Figure collection entries:
-------
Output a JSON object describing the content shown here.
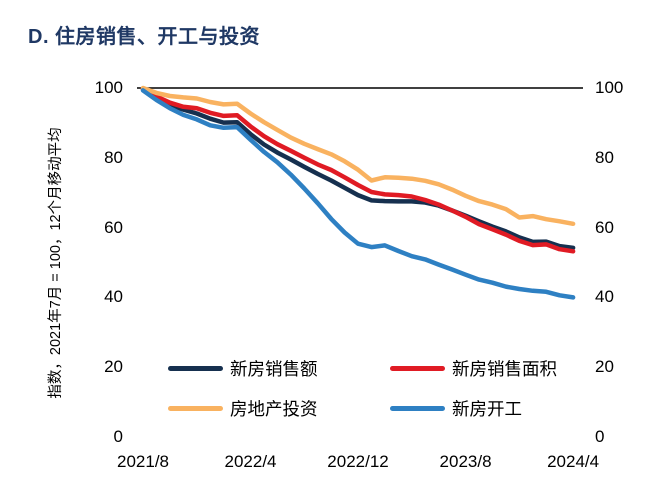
{
  "title": "D. 住房销售、开工与投资",
  "title_color": "#1f3864",
  "chart_data": {
    "type": "line",
    "title": "D. 住房销售、开工与投资",
    "y_axis_title": "指数，2021年7月 = 100，12个月移动平均",
    "x": [
      "2021/8",
      "2021/9",
      "2021/10",
      "2021/11",
      "2021/12",
      "2022/1",
      "2022/2",
      "2022/3",
      "2022/4",
      "2022/5",
      "2022/6",
      "2022/7",
      "2022/8",
      "2022/9",
      "2022/10",
      "2022/11",
      "2022/12",
      "2023/1",
      "2023/2",
      "2023/3",
      "2023/4",
      "2023/5",
      "2023/6",
      "2023/7",
      "2023/8",
      "2023/9",
      "2023/10",
      "2023/11",
      "2023/12",
      "2024/1",
      "2024/2",
      "2024/3",
      "2024/4"
    ],
    "x_tick_labels": [
      "2021/8",
      "2022/4",
      "2022/12",
      "2023/8",
      "2024/4"
    ],
    "x_tick_month_indices": [
      0,
      8,
      16,
      24,
      32
    ],
    "y_ticks": [
      0,
      20,
      40,
      60,
      80,
      100
    ],
    "ylim": [
      0,
      100
    ],
    "reference_line_value": 100,
    "grid": false,
    "legend_position": "bottom",
    "series": [
      {
        "name": "新房销售额",
        "color": "#16304f",
        "values": [
          99.7,
          97.2,
          95.2,
          93.8,
          92.7,
          91.2,
          90.1,
          90.2,
          86.8,
          83.8,
          81.5,
          79.5,
          77.4,
          75.4,
          73.5,
          71.4,
          69.3,
          67.8,
          67.6,
          67.5,
          67.5,
          67.2,
          66.3,
          64.9,
          63.4,
          61.8,
          60.3,
          58.9,
          57.2,
          55.9,
          56.0,
          54.7,
          54.2
        ]
      },
      {
        "name": "新房销售面积",
        "color": "#e01b24",
        "values": [
          99.7,
          97.6,
          95.8,
          94.6,
          94.2,
          92.9,
          92.0,
          92.2,
          89.0,
          86.2,
          83.9,
          82.0,
          80.0,
          78.1,
          76.5,
          74.4,
          72.2,
          70.2,
          69.5,
          69.3,
          68.9,
          67.9,
          66.6,
          64.9,
          63.1,
          61.0,
          59.5,
          58.0,
          56.2,
          55.0,
          55.2,
          53.8,
          53.2
        ]
      },
      {
        "name": "房地产投资",
        "color": "#f9b260",
        "values": [
          100.0,
          98.6,
          97.7,
          97.3,
          97.0,
          96.0,
          95.3,
          95.5,
          92.7,
          90.2,
          88.0,
          85.8,
          84.0,
          82.5,
          81.0,
          79.0,
          76.6,
          73.5,
          74.4,
          74.3,
          74.0,
          73.4,
          72.4,
          70.9,
          69.1,
          67.6,
          66.6,
          65.3,
          62.9,
          63.3,
          62.4,
          61.8,
          61.1
        ]
      },
      {
        "name": "新房开工",
        "color": "#2e80c3",
        "values": [
          99.3,
          96.6,
          94.2,
          92.3,
          91.0,
          89.3,
          88.6,
          88.8,
          85.2,
          81.7,
          78.7,
          75.2,
          71.2,
          67.0,
          62.5,
          58.6,
          55.4,
          54.4,
          54.9,
          53.3,
          51.8,
          50.9,
          49.4,
          48.0,
          46.5,
          45.1,
          44.2,
          43.1,
          42.4,
          41.9,
          41.6,
          40.6,
          40.0
        ]
      }
    ]
  }
}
-------
To be done →
Count the lines above that contain the word "开工与投资", and reply with only that number.

Written answer →
2